_KUTIPAN_
FYI.

This story is over 5 years old.

Syariat di Aceh

Ormas Makin Garang, Jangan Harap Praktik Hukuman Cambuk di Aceh Berubah

Rencana pemerintah provinsi Aceh memindah hukum cambuk ke dalam lapas bakal sulit terealisasi. Ormas-ormas Islam di Aceh, termasuk FPI yang kian berkembang, menuntut konservatisme kaku dipertahankan.
Seorang laki-laki dicambuk di Aceh, Masjid Lueng Bata Banda Aceh, Jumat 20 April. Foto oleh Hendri Abik.

Pekan lalu, media sosial di Indonesia dikejutkan foto seorang perempuan Aceh dihukum cambuk di depan khalayak, sambil disaksikan ratusan perempuan lain. Ia ditengarai berprofesi sebagai pekerja seks. Karena dianggap bersalah melanggar hukum perzinahan, perempuan itu dianggap layak mendapat 11 kali cambukan di punggung. Pada cambukan kelima, ia mengangkat kedua tangannya, menunjukkan ketidaksanggupan menahan perih. Petugas lalu beranjak memberinya minum sejenak, sebelum pencambukan berlanjut lagi.

Iklan

Pemandangan ini begitu ironis, karena di hadapan perempuan itu, ratusan kamera merekam wajah si pesakitan serta seluruh proses pencambukan. Lampu kilatnya menyala. Sebagian ‘penonton’ tampak antusias, sedang sebagian lain tampak memandang penuh tatapan miris. Walau begitu, kamera tetap siap sedia. Fotonya lantas merebak cepat di unggahan media sosial.

Pelaksanaan hukum cambuk yang dilakukan di hadapan publik sesungguhnya menuai pro dan kontra—bahkan di Aceh sendiri. Bagi yang sepakat, proses ini sesuai Syariat Islam, karena sesuai tuntunan agama semua jenis hukuman caranya memang dipertontonkan di depan masyarakat luas agar muncul efek jera. Sedangkan mereka yang tidak sepakat secara tegas menyebut pelaksanaan hukum ini melanggar hak asasi manusia.

_DATA LATIHAN_

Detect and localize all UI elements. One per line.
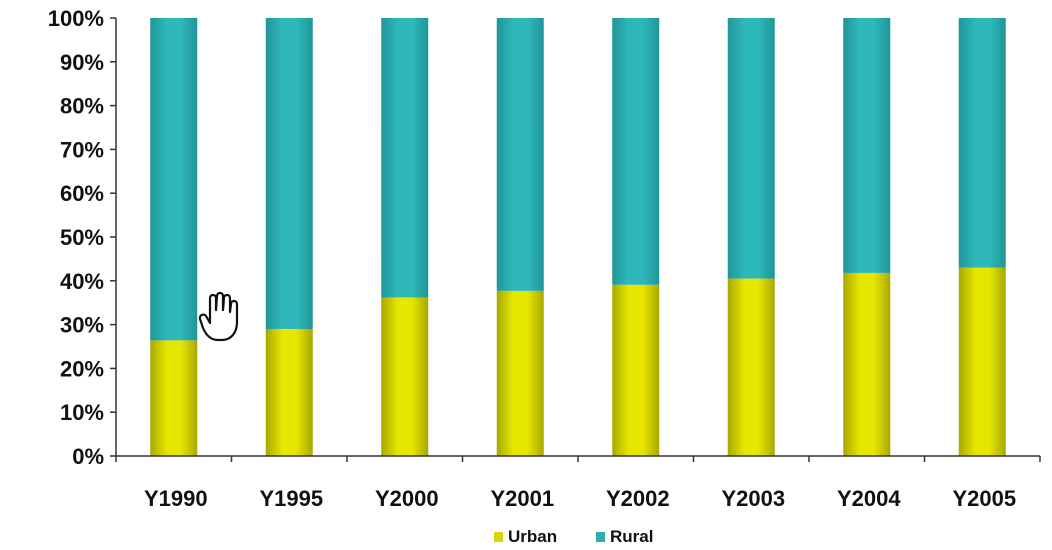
labels-layer: 0% 10% 20% 30% 40% 50% 60% 70% 80% 90% 100% Y1990 Y1… (48, 6, 1016, 511)
legend-swatch-urban (494, 532, 503, 542)
bar-urban-y2005 (958, 267, 1006, 456)
bar-rural-y2001 (496, 18, 544, 291)
x-tick-label: Y2004 (837, 486, 901, 511)
legend: Urban Rural (494, 527, 653, 546)
x-tick-label: Y2003 (721, 486, 785, 511)
y-tick-label: 60% (60, 181, 104, 206)
y-tick-label: 30% (60, 313, 104, 338)
y-tick-label: 20% (60, 356, 104, 381)
bar-urban-y2002 (612, 284, 660, 456)
bar-urban-y1990 (150, 340, 198, 456)
bar-rural-y1990 (150, 18, 198, 341)
x-tick-label: Y2001 (490, 486, 554, 511)
x-tick-label: Y2005 (952, 486, 1016, 511)
y-tick-label: 80% (60, 94, 104, 119)
bar-rural-y2004 (843, 18, 891, 273)
x-tick-label: Y1990 (144, 486, 208, 511)
bar-urban-y1995 (265, 328, 313, 456)
legend-label-rural: Rural (610, 527, 653, 546)
bar-rural-y1995 (265, 18, 313, 329)
bar-rural-y2000 (381, 18, 429, 298)
y-tick-label: 100% (48, 6, 104, 31)
bar-urban-y2001 (496, 290, 544, 456)
bar-rural-y2003 (727, 18, 775, 279)
x-tick-label: Y2002 (606, 486, 670, 511)
hand-pointer-icon (198, 291, 239, 342)
y-tick-label: 70% (60, 137, 104, 162)
bar-urban-y2000 (381, 297, 429, 456)
y-tick-label: 10% (60, 400, 104, 425)
axes-layer (110, 17, 1041, 462)
legend-swatch-rural (596, 532, 605, 542)
bars-layer (150, 18, 1006, 456)
legend-label-urban: Urban (508, 527, 557, 546)
bar-rural-y2005 (958, 18, 1006, 268)
y-tick-label: 90% (60, 50, 104, 75)
y-tick-label: 0% (72, 444, 104, 469)
bar-rural-y2002 (612, 18, 660, 285)
y-tick-label: 40% (60, 269, 104, 294)
bar-urban-y2003 (727, 278, 775, 456)
y-tick-label: 50% (60, 225, 104, 250)
x-tick-label: Y2000 (375, 486, 439, 511)
bar-urban-y2004 (843, 272, 891, 456)
x-tick-label: Y1995 (259, 486, 323, 511)
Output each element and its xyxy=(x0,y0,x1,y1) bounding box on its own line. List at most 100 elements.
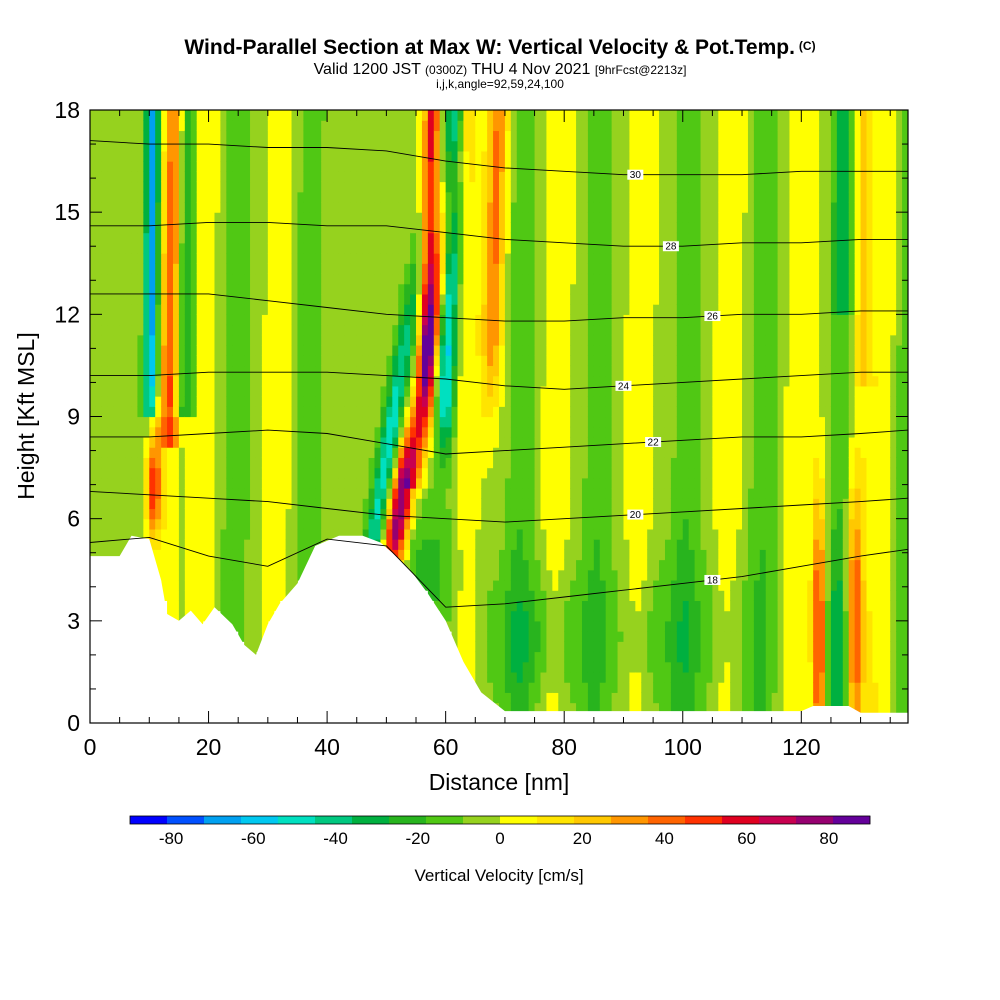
velocity-cell xyxy=(303,385,310,397)
velocity-cell xyxy=(516,457,524,469)
velocity-cell xyxy=(516,201,524,213)
velocity-cell xyxy=(475,549,482,561)
velocity-cell xyxy=(356,508,364,520)
velocity-cell xyxy=(279,171,287,183)
velocity-cell xyxy=(504,232,512,244)
velocity-cell xyxy=(599,692,607,704)
velocity-cell xyxy=(380,181,387,193)
velocity-cell xyxy=(149,181,156,193)
velocity-cell xyxy=(107,426,115,438)
velocity-cell xyxy=(516,508,524,520)
velocity-cell xyxy=(475,651,482,663)
velocity-cell xyxy=(552,396,559,407)
velocity-cell xyxy=(362,406,370,418)
velocity-cell xyxy=(238,539,245,550)
velocity-cell xyxy=(439,579,447,591)
velocity-cell xyxy=(433,518,441,530)
velocity-cell xyxy=(119,242,127,254)
velocity-cell xyxy=(540,590,548,601)
velocity-cell xyxy=(593,631,601,642)
velocity-cell xyxy=(226,181,233,193)
velocity-cell xyxy=(95,324,103,336)
velocity-cell xyxy=(552,528,559,540)
velocity-cell xyxy=(605,610,613,622)
velocity-cell xyxy=(143,324,150,336)
velocity-cell xyxy=(540,610,548,622)
velocity-cell xyxy=(463,406,470,418)
velocity-cell xyxy=(255,467,263,479)
velocity-cell xyxy=(208,406,216,418)
velocity-cell xyxy=(90,436,97,448)
velocity-cell xyxy=(404,488,411,499)
velocity-cell xyxy=(380,518,387,530)
velocity-cell xyxy=(629,212,636,223)
velocity-cell xyxy=(623,150,631,162)
velocity-cell xyxy=(273,436,281,448)
velocity-cell xyxy=(475,508,482,520)
velocity-cell xyxy=(250,539,257,550)
velocity-cell xyxy=(155,436,162,448)
velocity-cell xyxy=(499,253,506,264)
velocity-cell xyxy=(617,191,625,203)
velocity-cell xyxy=(398,457,405,469)
velocity-cell xyxy=(125,498,133,510)
velocity-cell xyxy=(244,242,251,254)
velocity-cell xyxy=(516,385,524,397)
velocity-cell xyxy=(463,365,470,377)
velocity-cell xyxy=(333,375,340,387)
velocity-cell xyxy=(309,406,316,418)
velocity-cell xyxy=(220,344,227,356)
velocity-cell xyxy=(291,242,299,254)
velocity-cell xyxy=(202,140,210,152)
velocity-cell xyxy=(107,181,115,193)
velocity-cell xyxy=(504,375,512,387)
velocity-cell xyxy=(570,396,577,407)
velocity-cell xyxy=(374,457,382,469)
velocity-cell xyxy=(457,396,465,407)
velocity-cell xyxy=(267,110,275,121)
velocity-cell xyxy=(149,334,156,346)
velocity-cell xyxy=(564,263,571,275)
velocity-cell xyxy=(416,467,423,479)
velocity-cell xyxy=(338,498,346,510)
velocity-cell xyxy=(599,426,607,438)
velocity-cell xyxy=(599,549,607,561)
velocity-cell xyxy=(587,201,595,213)
velocity-cell xyxy=(380,283,387,295)
velocity-cell xyxy=(208,181,216,193)
velocity-cell xyxy=(481,426,488,438)
velocity-cell xyxy=(279,314,287,326)
velocity-cell xyxy=(410,549,417,561)
velocity-cell xyxy=(107,416,115,428)
velocity-cell xyxy=(475,130,482,142)
velocity-cell xyxy=(546,436,553,448)
velocity-cell xyxy=(475,222,482,234)
velocity-cell xyxy=(581,590,589,601)
velocity-cell xyxy=(208,590,216,601)
velocity-cell xyxy=(398,406,405,418)
velocity-cell xyxy=(392,488,399,499)
velocity-cell xyxy=(178,508,186,520)
velocity-cell xyxy=(267,447,275,458)
velocity-cell xyxy=(119,324,127,336)
velocity-cell xyxy=(570,314,577,326)
velocity-cell xyxy=(90,110,97,121)
velocity-cell xyxy=(647,191,654,203)
velocity-cell xyxy=(416,559,423,571)
velocity-cell xyxy=(516,661,524,673)
velocity-cell xyxy=(427,569,435,581)
velocity-cell xyxy=(445,406,453,418)
velocity-cell xyxy=(558,263,565,275)
velocity-cell xyxy=(398,334,405,346)
velocity-cell xyxy=(101,130,109,142)
velocity-cell xyxy=(232,304,239,315)
velocity-cell xyxy=(190,304,198,315)
velocity-cell xyxy=(333,130,340,142)
velocity-cell xyxy=(546,293,553,305)
velocity-cell xyxy=(178,120,186,132)
velocity-cell xyxy=(119,344,127,356)
velocity-cell xyxy=(380,201,387,213)
velocity-cell xyxy=(487,508,494,520)
velocity-cell xyxy=(214,375,222,387)
velocity-cell xyxy=(416,344,423,356)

_INSTRUKSI TUGAS_
1: Tentukan apakah pernyataan (a), (b), dan (c) berikut sesuai dengan kutipan tentang hukuman cambuk di Aceh, lalu jawab ya atau tidak untuk masing-masing disertai kata-kata penentu dari kutipan yang disalin persis. (a) Perempuan itu dijatuhi 11 kali cambukan di punggung. (b) Pencambukan dihentikan sepenuhnya setelah cambukan kelima. (c) Pemerintah provinsi Aceh berencana memindahkan hukum cambuk ke dalam lapas.
2: Salin ulang baris-baris dalam data, dimulai dari baris yang memuat "labels-layer: 0% 10%" dan berhenti setelah baris yang memuat "bar-urban-y1990 (150, 340, 198, 456)".

_HASIL TUGAS_
1:
(a) Ya: "perempuan itu dianggap layak mendapat 11 kali cambukan di punggung"
(b) Tidak: "Petugas lalu beranjak memberinya minum sejenak, sebelum pencambukan berlanjut lagi."
(c) Ya: "Rencana pemerintah provinsi Aceh memindah hukum cambuk ke dalam lapas bakal sulit terealisasi."

2:
labels-layer: 0% 10% 20% 30% 40% 50% 60% 70% 80% 90% 100% Y1990 Y1… (48, 6, 1016, 511)
legend-swatch-urban (494, 532, 503, 542)
bar-urban-y2005 (958, 267, 1006, 456)
bar-rural-y2001 (496, 18, 544, 291)
x-tick-label: Y2004 (837, 486, 901, 511)
legend: Urban Rural (494, 527, 653, 546)
x-tick-label: Y2003 (721, 486, 785, 511)
y-tick-label: 60% (60, 181, 104, 206)
y-tick-label: 30% (60, 313, 104, 338)
y-tick-label: 20% (60, 356, 104, 381)
bar-urban-y2002 (612, 284, 660, 456)
bar-urban-y1990 (150, 340, 198, 456)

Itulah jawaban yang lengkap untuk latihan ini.